EXERCISE INSTRUCTIONS
Return all of the entries word for word, but omit the pictures they contain.

+++ EXTRACTED ENTRIES

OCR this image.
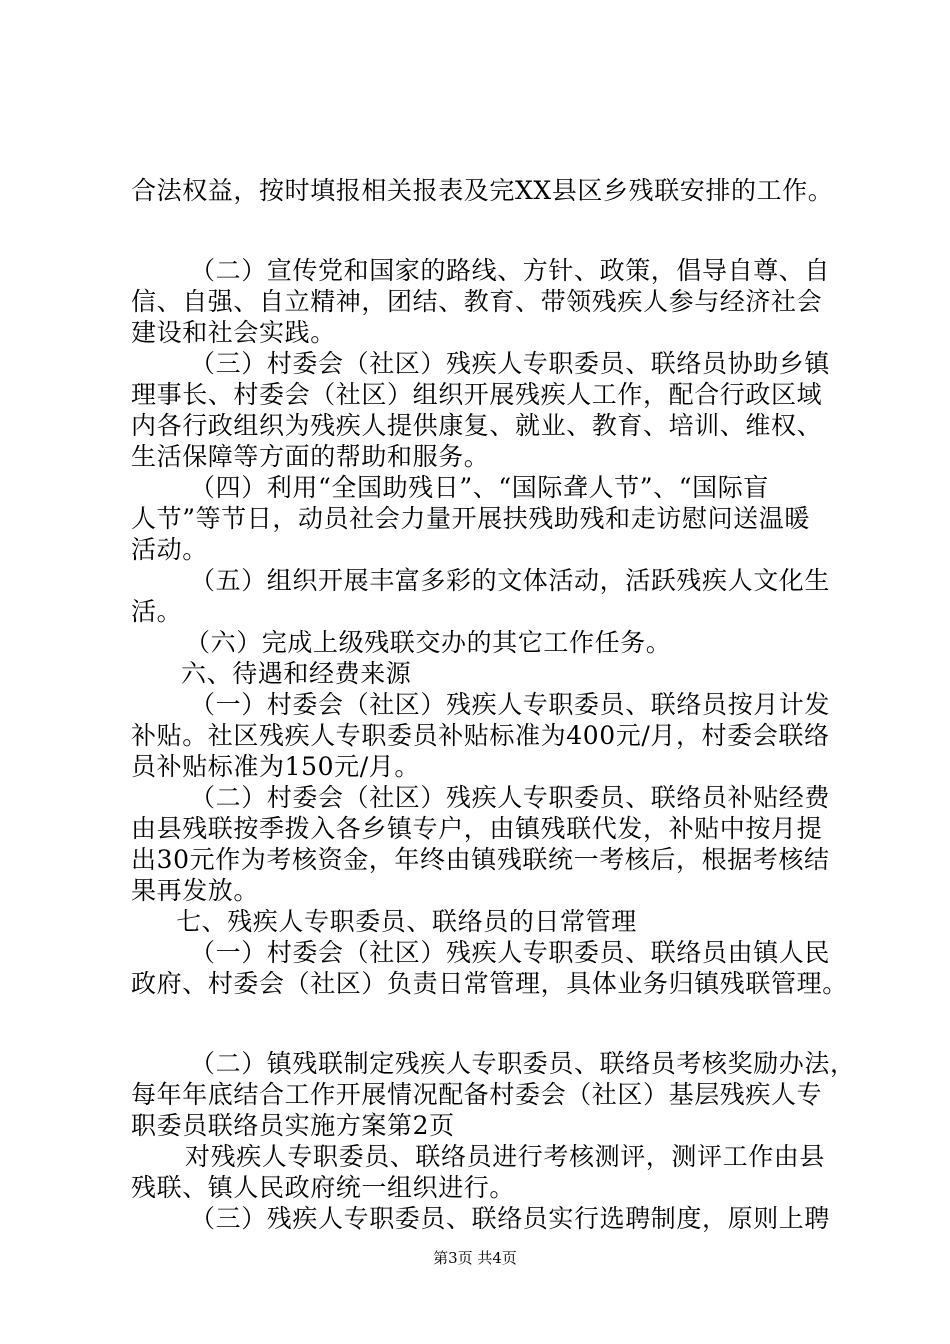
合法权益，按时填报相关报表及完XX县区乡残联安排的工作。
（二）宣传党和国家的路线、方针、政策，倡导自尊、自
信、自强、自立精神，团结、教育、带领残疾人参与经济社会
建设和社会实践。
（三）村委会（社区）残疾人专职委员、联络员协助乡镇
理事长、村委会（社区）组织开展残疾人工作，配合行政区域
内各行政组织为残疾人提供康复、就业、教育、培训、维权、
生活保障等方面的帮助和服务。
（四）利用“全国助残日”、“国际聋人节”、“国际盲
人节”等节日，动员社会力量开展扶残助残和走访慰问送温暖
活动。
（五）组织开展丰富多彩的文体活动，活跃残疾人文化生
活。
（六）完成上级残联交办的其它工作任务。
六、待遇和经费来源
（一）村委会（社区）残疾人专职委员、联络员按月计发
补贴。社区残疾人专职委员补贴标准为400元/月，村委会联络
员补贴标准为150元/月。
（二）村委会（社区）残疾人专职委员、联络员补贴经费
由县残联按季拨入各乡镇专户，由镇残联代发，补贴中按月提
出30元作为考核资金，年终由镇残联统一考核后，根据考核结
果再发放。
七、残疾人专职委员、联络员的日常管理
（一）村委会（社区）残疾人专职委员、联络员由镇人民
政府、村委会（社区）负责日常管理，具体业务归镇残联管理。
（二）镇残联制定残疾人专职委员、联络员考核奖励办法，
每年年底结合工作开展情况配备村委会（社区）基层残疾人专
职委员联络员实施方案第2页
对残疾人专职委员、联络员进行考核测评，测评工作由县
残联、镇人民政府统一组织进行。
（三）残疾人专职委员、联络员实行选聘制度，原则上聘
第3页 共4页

++++++

EXPECTED ANSWER
OCR this image.
合法权益，按时填报相关报表及完XX县区乡残联安排的工作。
（二）宣传党和国家的路线、方针、政策，倡导自尊、自
信、自强、自立精神，团结、教育、带领残疾人参与经济社会
建设和社会实践。
（三）村委会（社区）残疾人专职委员、联络员协助乡镇
理事长、村委会（社区）组织开展残疾人工作，配合行政区域
内各行政组织为残疾人提供康复、就业、教育、培训、维权、
生活保障等方面的帮助和服务。
（四）利用“全国助残日”、“国际聋人节”、“国际盲
人节”等节日，动员社会力量开展扶残助残和走访慰问送温暖
活动。
（五）组织开展丰富多彩的文体活动，活跃残疾人文化生
活。
（六）完成上级残联交办的其它工作任务。
六、待遇和经费来源
（一）村委会（社区）残疾人专职委员、联络员按月计发
补贴。社区残疾人专职委员补贴标准为400元/月，村委会联络
员补贴标准为150元/月。
（二）村委会（社区）残疾人专职委员、联络员补贴经费
由县残联按季拨入各乡镇专户，由镇残联代发，补贴中按月提
出30元作为考核资金，年终由镇残联统一考核后，根据考核结
果再发放。
七、残疾人专职委员、联络员的日常管理
（一）村委会（社区）残疾人专职委员、联络员由镇人民
政府、村委会（社区）负责日常管理，具体业务归镇残联管理。
（二）镇残联制定残疾人专职委员、联络员考核奖励办法，
每年年底结合工作开展情况配备村委会（社区）基层残疾人专
职委员联络员实施方案第2页
对残疾人专职委员、联络员进行考核测评，测评工作由县
残联、镇人民政府统一组织进行。
（三）残疾人专职委员、联络员实行选聘制度，原则上聘
第3页 共4页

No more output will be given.